* Data records
>>>>>

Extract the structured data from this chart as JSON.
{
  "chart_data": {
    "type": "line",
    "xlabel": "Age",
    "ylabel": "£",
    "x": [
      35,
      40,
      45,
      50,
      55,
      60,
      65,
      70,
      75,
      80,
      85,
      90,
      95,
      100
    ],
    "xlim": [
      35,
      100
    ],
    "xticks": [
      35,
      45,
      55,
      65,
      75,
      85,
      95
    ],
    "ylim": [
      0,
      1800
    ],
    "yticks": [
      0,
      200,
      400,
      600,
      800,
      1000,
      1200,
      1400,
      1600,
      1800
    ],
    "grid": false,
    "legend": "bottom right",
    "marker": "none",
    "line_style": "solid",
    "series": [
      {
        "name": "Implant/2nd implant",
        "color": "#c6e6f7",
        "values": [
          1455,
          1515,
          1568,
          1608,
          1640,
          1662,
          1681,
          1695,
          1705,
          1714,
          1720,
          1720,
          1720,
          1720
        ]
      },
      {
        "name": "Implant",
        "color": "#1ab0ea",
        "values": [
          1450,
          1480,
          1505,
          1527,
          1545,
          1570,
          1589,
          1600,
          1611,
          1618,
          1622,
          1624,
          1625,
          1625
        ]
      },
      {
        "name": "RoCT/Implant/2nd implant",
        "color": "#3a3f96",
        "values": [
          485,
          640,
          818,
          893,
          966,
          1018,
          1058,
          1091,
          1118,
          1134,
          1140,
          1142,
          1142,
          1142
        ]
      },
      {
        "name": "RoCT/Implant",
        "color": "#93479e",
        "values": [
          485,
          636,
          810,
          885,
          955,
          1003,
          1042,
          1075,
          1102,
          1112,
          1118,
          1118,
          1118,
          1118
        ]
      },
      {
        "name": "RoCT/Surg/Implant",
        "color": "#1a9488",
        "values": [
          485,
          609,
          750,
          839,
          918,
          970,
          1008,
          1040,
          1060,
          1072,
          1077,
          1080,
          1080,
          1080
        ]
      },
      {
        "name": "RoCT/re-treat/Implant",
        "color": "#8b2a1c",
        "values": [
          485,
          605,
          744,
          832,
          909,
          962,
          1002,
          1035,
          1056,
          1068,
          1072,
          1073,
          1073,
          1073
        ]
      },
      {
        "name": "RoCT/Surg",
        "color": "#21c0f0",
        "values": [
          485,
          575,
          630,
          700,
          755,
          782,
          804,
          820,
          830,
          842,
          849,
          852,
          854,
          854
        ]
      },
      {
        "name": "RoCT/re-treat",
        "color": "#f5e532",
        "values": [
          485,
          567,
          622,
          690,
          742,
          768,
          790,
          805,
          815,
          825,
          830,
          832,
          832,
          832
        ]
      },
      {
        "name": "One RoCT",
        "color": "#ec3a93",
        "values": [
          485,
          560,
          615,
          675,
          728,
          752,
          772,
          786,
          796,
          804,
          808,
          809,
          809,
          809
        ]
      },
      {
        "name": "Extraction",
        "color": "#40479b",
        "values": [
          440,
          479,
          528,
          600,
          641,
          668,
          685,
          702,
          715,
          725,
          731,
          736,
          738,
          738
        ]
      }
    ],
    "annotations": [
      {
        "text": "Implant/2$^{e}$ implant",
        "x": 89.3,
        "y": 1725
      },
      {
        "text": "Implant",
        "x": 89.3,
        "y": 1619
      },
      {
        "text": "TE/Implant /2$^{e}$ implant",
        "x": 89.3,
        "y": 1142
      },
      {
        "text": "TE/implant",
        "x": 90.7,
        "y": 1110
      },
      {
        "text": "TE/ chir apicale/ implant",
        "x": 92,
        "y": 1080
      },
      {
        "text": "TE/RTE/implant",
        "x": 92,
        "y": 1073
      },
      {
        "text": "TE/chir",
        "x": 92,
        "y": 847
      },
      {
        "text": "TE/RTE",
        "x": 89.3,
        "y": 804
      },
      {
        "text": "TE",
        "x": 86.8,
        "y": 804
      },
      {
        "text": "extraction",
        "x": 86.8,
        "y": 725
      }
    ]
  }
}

<<<<<

* Exercise directions
Exact copies of all the records are required.

* Exercise output
Extract the structured data from this chart as JSON.
{
  "chart_data": {
    "type": "line",
    "xlabel": "Age",
    "ylabel": "£",
    "x": [
      35,
      40,
      45,
      50,
      55,
      60,
      65,
      70,
      75,
      80,
      85,
      90,
      95,
      100
    ],
    "xlim": [
      35,
      100
    ],
    "xticks": [
      35,
      45,
      55,
      65,
      75,
      85,
      95
    ],
    "ylim": [
      0,
      1800
    ],
    "yticks": [
      0,
      200,
      400,
      600,
      800,
      1000,
      1200,
      1400,
      1600,
      1800
    ],
    "grid": false,
    "legend": "bottom right",
    "marker": "none",
    "line_style": "solid",
    "series": [
      {
        "name": "Implant/2nd implant",
        "color": "#c6e6f7",
        "values": [
          1455,
          1515,
          1568,
          1608,
          1640,
          1662,
          1681,
          1695,
          1705,
          1714,
          1720,
          1720,
          1720,
          1720
        ]
      },
      {
        "name": "Implant",
        "color": "#1ab0ea",
        "values": [
          1450,
          1480,
          1505,
          1527,
          1545,
          1570,
          1589,
          1600,
          1611,
          1618,
          1622,
          1624,
          1625,
          1625
        ]
      },
      {
        "name": "RoCT/Implant/2nd implant",
        "color": "#3a3f96",
        "values": [
          485,
          640,
          818,
          893,
          966,
          1018,
          1058,
          1091,
          1118,
          1134,
          1140,
          1142,
          1142,
          1142
        ]
      },
      {
        "name": "RoCT/Implant",
        "color": "#93479e",
        "values": [
          485,
          636,
          810,
          885,
          955,
          1003,
          1042,
          1075,
          1102,
          1112,
          1118,
          1118,
          1118,
          1118
        ]
      },
      {
        "name": "RoCT/Surg/Implant",
        "color": "#1a9488",
        "values": [
          485,
          609,
          750,
          839,
          918,
          970,
          1008,
          1040,
          1060,
          1072,
          1077,
          1080,
          1080,
          1080
        ]
      },
      {
        "name": "RoCT/re-treat/Implant",
        "color": "#8b2a1c",
        "values": [
          485,
          605,
          744,
          832,
          909,
          962,
          1002,
          1035,
          1056,
          1068,
          1072,
          1073,
          1073,
          1073
        ]
      },
      {
        "name": "RoCT/Surg",
        "color": "#21c0f0",
        "values": [
          485,
          575,
          630,
          700,
          755,
          782,
          804,
          820,
          830,
          842,
          849,
          852,
          854,
          854
        ]
      },
      {
        "name": "RoCT/re-treat",
        "color": "#f5e532",
        "values": [
          485,
          567,
          622,
          690,
          742,
          768,
          790,
          805,
          815,
          825,
          830,
          832,
          832,
          832
        ]
      },
      {
        "name": "One RoCT",
        "color": "#ec3a93",
        "values": [
          485,
          560,
          615,
          675,
          728,
          752,
          772,
          786,
          796,
          804,
          808,
          809,
          809,
          809
        ]
      },
      {
        "name": "Extraction",
        "color": "#40479b",
        "values": [
          440,
          479,
          528,
          600,
          641,
          668,
          685,
          702,
          715,
          725,
          731,
          736,
          738,
          738
        ]
      }
    ],
    "annotations": [
      {
        "text": "Implant/2$^{e}$ implant",
        "x": 89.3,
        "y": 1725
      },
      {
        "text": "Implant",
        "x": 89.3,
        "y": 1619
      },
      {
        "text": "TE/Implant /2$^{e}$ implant",
        "x": 89.3,
        "y": 1142
      },
      {
        "text": "TE/implant",
        "x": 90.7,
        "y": 1110
      },
      {
        "text": "TE/ chir apicale/ implant",
        "x": 92,
        "y": 1080
      },
      {
        "text": "TE/RTE/implant",
        "x": 92,
        "y": 1073
      },
      {
        "text": "TE/chir",
        "x": 92,
        "y": 847
      },
      {
        "text": "TE/RTE",
        "x": 89.3,
        "y": 804
      },
      {
        "text": "TE",
        "x": 86.8,
        "y": 804
      },
      {
        "text": "extraction",
        "x": 86.8,
        "y": 725
      }
    ]
  }
}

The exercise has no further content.